▸ **TASK OBJECTIVE**:
Return the lines where the word "content" occurs.

*** INPUT ROWS

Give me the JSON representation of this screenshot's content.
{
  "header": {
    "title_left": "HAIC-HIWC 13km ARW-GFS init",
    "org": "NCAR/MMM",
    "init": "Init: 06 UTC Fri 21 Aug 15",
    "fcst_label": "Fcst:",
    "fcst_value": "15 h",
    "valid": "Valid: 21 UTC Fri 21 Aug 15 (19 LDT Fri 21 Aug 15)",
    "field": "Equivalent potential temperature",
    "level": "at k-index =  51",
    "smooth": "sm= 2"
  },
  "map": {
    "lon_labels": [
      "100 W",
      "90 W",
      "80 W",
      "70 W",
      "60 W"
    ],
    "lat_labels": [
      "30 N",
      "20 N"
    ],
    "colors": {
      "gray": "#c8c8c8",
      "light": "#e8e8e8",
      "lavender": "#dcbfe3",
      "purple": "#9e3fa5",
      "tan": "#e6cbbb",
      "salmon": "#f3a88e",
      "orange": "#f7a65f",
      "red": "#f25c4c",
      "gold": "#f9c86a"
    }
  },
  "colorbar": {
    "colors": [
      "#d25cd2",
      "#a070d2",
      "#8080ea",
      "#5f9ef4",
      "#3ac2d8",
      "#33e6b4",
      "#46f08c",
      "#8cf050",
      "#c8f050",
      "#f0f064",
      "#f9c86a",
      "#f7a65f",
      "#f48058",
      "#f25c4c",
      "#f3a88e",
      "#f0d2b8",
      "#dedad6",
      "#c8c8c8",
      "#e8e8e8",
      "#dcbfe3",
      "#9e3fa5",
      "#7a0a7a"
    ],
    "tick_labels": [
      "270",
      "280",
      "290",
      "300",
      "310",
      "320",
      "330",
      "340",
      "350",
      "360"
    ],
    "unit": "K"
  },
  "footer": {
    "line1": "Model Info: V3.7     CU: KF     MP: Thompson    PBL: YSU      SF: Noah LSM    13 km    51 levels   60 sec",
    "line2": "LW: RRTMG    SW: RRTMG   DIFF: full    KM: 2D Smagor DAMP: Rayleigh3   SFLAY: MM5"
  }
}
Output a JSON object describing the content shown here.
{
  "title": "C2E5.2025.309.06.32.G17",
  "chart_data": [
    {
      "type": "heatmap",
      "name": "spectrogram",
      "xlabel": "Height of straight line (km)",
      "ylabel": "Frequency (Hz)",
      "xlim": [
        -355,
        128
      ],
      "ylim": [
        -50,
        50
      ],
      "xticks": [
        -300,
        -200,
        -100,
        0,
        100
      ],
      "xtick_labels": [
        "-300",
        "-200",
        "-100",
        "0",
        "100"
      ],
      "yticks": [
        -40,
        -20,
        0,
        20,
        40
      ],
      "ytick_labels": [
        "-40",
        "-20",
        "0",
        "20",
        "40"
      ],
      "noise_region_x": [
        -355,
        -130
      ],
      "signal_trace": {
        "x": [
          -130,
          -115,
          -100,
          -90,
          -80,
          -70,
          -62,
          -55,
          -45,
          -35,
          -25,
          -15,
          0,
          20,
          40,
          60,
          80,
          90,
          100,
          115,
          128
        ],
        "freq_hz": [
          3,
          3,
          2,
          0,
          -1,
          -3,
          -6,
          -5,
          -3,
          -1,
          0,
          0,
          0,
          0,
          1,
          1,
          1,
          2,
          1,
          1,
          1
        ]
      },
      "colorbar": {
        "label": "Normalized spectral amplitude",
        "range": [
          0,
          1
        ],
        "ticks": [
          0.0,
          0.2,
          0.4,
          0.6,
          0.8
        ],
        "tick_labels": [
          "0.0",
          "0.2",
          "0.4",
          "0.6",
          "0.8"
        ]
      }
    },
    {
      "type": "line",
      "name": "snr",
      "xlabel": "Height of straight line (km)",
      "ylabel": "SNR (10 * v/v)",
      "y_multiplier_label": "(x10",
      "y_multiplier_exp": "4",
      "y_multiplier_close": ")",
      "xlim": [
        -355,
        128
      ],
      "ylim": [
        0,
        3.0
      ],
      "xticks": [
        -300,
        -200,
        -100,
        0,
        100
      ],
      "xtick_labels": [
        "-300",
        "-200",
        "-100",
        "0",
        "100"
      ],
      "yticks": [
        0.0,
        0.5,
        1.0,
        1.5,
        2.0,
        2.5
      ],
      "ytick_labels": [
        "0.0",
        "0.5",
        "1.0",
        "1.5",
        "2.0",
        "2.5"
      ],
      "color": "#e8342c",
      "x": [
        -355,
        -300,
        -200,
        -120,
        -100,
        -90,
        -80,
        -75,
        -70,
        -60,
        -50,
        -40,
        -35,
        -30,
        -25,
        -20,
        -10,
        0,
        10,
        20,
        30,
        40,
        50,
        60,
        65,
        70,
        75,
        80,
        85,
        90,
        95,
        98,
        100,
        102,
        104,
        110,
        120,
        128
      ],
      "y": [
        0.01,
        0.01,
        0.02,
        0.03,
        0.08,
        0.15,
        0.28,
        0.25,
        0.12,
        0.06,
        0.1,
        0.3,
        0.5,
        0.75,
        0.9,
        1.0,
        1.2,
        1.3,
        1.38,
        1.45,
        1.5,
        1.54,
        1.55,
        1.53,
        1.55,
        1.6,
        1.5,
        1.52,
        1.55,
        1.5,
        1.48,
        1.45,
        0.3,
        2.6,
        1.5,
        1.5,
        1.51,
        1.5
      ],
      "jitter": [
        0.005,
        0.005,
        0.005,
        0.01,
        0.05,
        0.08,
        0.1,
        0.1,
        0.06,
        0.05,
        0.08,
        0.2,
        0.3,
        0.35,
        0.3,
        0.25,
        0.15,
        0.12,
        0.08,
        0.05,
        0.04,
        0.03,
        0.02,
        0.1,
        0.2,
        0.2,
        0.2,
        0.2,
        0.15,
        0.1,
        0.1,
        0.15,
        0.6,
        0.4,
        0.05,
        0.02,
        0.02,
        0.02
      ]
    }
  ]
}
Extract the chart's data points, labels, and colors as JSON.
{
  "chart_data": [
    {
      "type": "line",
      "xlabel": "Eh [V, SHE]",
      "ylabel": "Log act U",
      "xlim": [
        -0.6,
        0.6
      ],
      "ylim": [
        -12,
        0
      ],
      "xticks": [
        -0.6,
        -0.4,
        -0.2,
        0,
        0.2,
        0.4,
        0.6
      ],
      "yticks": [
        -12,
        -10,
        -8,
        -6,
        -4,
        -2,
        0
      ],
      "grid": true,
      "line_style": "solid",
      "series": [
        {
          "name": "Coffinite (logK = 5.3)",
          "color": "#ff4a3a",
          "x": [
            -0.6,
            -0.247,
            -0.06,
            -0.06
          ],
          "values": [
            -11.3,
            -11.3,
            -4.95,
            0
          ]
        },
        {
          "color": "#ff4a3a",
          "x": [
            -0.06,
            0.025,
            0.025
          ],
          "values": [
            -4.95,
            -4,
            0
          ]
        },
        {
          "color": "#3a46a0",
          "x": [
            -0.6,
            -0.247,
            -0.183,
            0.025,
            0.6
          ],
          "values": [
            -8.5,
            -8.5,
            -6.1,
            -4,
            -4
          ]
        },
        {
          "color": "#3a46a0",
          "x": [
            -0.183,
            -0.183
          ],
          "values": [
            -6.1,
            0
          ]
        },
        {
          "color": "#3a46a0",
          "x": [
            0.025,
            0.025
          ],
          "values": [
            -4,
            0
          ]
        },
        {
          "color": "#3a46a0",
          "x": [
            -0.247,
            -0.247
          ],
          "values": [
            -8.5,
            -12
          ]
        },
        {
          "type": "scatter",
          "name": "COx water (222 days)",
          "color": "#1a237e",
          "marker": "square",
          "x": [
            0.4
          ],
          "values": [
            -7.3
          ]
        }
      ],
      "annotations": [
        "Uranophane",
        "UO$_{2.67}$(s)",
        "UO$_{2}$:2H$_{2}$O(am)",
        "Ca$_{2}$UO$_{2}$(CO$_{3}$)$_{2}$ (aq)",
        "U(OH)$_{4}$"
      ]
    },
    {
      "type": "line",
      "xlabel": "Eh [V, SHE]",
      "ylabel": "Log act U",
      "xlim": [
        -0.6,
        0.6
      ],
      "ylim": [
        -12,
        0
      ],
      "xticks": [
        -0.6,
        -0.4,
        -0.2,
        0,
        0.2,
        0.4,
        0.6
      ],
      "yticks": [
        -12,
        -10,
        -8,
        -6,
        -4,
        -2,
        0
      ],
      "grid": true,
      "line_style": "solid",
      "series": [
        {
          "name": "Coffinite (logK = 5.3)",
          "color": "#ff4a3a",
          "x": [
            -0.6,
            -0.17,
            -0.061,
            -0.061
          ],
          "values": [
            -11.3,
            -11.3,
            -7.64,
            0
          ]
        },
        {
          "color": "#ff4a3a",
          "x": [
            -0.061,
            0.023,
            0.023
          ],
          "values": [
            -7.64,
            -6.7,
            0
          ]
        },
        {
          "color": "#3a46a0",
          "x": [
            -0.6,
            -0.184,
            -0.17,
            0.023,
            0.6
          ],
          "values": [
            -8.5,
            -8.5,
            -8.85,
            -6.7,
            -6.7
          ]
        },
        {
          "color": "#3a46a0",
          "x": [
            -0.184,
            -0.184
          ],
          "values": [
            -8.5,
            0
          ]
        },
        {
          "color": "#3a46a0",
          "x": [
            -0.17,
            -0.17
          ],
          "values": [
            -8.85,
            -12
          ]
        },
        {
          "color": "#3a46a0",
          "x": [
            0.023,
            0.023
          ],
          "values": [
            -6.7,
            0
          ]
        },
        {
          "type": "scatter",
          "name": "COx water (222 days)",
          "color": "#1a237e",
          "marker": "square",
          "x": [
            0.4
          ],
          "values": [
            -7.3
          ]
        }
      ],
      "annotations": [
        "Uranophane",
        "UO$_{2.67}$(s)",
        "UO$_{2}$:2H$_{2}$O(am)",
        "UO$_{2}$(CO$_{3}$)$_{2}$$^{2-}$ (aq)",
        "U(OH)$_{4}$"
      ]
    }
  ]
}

******

▸ **CORRECT RESULT**:
Give me the JSON representation of this screenshot's content.
Output a JSON object describing the content shown here.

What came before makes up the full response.